Aim
Retype every line of the listing below with no changes.

== == ==

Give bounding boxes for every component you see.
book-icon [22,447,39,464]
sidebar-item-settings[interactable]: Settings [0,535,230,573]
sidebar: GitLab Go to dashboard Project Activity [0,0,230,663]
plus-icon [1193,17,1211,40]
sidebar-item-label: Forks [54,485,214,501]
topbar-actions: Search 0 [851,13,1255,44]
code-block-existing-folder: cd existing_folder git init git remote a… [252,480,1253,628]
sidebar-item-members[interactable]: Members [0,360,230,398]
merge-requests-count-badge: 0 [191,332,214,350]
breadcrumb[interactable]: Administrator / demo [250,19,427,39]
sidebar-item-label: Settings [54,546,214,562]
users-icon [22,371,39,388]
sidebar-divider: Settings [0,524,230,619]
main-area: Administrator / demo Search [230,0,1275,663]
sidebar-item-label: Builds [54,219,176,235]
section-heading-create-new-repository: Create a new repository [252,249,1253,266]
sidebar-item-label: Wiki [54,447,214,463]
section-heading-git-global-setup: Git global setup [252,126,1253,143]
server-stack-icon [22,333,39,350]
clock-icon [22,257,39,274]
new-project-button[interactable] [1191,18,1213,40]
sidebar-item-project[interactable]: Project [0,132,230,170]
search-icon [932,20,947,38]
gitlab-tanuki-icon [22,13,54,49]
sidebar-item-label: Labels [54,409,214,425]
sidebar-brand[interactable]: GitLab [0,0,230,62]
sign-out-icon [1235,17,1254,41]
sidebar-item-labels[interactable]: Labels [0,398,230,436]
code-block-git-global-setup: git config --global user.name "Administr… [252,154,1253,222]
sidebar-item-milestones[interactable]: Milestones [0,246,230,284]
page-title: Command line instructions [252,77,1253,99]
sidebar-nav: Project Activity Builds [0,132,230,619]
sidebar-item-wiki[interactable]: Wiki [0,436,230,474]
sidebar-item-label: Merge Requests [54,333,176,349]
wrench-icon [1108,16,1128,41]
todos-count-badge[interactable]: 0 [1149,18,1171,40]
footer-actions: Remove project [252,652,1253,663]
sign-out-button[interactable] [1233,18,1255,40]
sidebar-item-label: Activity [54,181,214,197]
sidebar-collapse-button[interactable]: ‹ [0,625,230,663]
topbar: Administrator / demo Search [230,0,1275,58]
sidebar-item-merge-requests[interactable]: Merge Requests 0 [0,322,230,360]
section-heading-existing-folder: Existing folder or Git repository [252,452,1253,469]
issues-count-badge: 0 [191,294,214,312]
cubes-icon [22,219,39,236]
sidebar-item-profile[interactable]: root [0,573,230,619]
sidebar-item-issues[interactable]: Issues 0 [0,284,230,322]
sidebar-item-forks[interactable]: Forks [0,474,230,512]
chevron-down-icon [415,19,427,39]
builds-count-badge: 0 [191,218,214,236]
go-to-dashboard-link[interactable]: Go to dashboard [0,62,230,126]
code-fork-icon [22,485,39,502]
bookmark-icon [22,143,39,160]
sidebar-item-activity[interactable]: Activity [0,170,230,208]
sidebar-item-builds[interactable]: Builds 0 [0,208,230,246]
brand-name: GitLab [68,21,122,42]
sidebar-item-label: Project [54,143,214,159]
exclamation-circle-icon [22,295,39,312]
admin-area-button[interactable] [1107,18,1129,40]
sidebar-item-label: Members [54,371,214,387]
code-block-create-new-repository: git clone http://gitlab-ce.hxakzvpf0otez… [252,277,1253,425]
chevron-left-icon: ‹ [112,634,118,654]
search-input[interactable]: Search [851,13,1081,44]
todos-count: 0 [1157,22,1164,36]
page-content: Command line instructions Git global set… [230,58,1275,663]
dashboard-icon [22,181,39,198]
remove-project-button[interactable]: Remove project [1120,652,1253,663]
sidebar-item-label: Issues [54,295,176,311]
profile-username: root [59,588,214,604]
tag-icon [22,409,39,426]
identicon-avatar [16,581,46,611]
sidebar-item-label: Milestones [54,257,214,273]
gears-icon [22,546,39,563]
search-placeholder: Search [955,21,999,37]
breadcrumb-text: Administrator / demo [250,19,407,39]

== == ==

Task solution
Give bounding boxes for every component you see.
book-icon [22,447,39,464]
sidebar-item-settings[interactable]: Settings [0,535,230,573]
sidebar: GitLab Go to dashboard Project Activity [0,0,230,663]
plus-icon [1193,17,1211,40]
sidebar-item-label: Forks [54,485,214,501]
topbar-actions: Search 0 [851,13,1255,44]
code-block-existing-folder: cd existing_folder git init git remote a… [252,480,1253,628]
sidebar-item-members[interactable]: Members [0,360,230,398]
merge-requests-count-badge: 0 [191,332,214,350]
breadcrumb[interactable]: Administrator / demo [250,19,427,39]
sidebar-item-label: Settings [54,546,214,562]
users-icon [22,371,39,388]
sidebar-divider: Settings [0,524,230,619]
main-area: Administrator / demo Search [230,0,1275,663]
sidebar-item-label: Builds [54,219,176,235]
section-heading-create-new-repository: Create a new repository [252,249,1253,266]
sidebar-item-label: Wiki [54,447,214,463]
section-heading-git-global-setup: Git global setup [252,126,1253,143]
server-stack-icon [22,333,39,350]
clock-icon [22,257,39,274]
new-project-button[interactable] [1191,18,1213,40]
sidebar-item-project[interactable]: Project [0,132,230,170]
search-icon [932,20,947,38]
gitlab-tanuki-icon [22,13,54,49]
sidebar-item-label: Labels [54,409,214,425]
sidebar-brand[interactable]: GitLab [0,0,230,62]
sign-out-icon [1235,17,1254,41]
sidebar-item-labels[interactable]: Labels [0,398,230,436]
code-block-git-global-setup: git config --global user.name "Administr… [252,154,1253,222]
sidebar-item-milestones[interactable]: Milestones [0,246,230,284]
page-title: Command line instructions [252,77,1253,99]
sidebar-nav: Project Activity Builds [0,132,230,619]
sidebar-item-wiki[interactable]: Wiki [0,436,230,474]
sidebar-item-label: Merge Requests [54,333,176,349]
wrench-icon [1108,16,1128,41]
todos-count-badge[interactable]: 0 [1149,18,1171,40]
footer-actions: Remove project [252,652,1253,663]
sign-out-button[interactable] [1233,18,1255,40]
sidebar-item-label: Activity [54,181,214,197]
sidebar-collapse-button[interactable]: ‹ [0,625,230,663]
topbar: Administrator / demo Search [230,0,1275,58]
sidebar-item-merge-requests[interactable]: Merge Requests 0 [0,322,230,360]
section-heading-existing-folder: Existing folder or Git repository [252,452,1253,469]
issues-count-badge: 0 [191,294,214,312]
cubes-icon [22,219,39,236]
sidebar-item-profile[interactable]: root [0,573,230,619]
sidebar-item-issues[interactable]: Issues 0 [0,284,230,322]
sidebar-item-forks[interactable]: Forks [0,474,230,512]
chevron-down-icon [415,19,427,39]
builds-count-badge: 0 [191,218,214,236]
go-to-dashboard-link[interactable]: Go to dashboard [0,62,230,126]
code-fork-icon [22,485,39,502]
bookmark-icon [22,143,39,160]
sidebar-item-activity[interactable]: Activity [0,170,230,208]
sidebar-item-builds[interactable]: Builds 0 [0,208,230,246]
brand-name: GitLab [68,21,122,42]
sidebar-item-label: Project [54,143,214,159]
exclamation-circle-icon [22,295,39,312]
admin-area-button[interactable] [1107,18,1129,40]
sidebar-item-label: Members [54,371,214,387]
code-block-create-new-repository: git clone http://gitlab-ce.hxakzvpf0otez… [252,277,1253,425]
chevron-left-icon: ‹ [112,634,118,654]
search-input[interactable]: Search [851,13,1081,44]
todos-count: 0 [1157,22,1164,36]
page-content: Command line instructions Git global set… [230,58,1275,663]
dashboard-icon [22,181,39,198]
remove-project-button[interactable]: Remove project [1120,652,1253,663]
sidebar-item-label: Issues [54,295,176,311]
profile-username: root [59,588,214,604]
tag-icon [22,409,39,426]
identicon-avatar [16,581,46,611]
sidebar-item-label: Milestones [54,257,214,273]
gears-icon [22,546,39,563]
search-placeholder: Search [955,21,999,37]
breadcrumb-text: Administrator / demo [250,19,407,39]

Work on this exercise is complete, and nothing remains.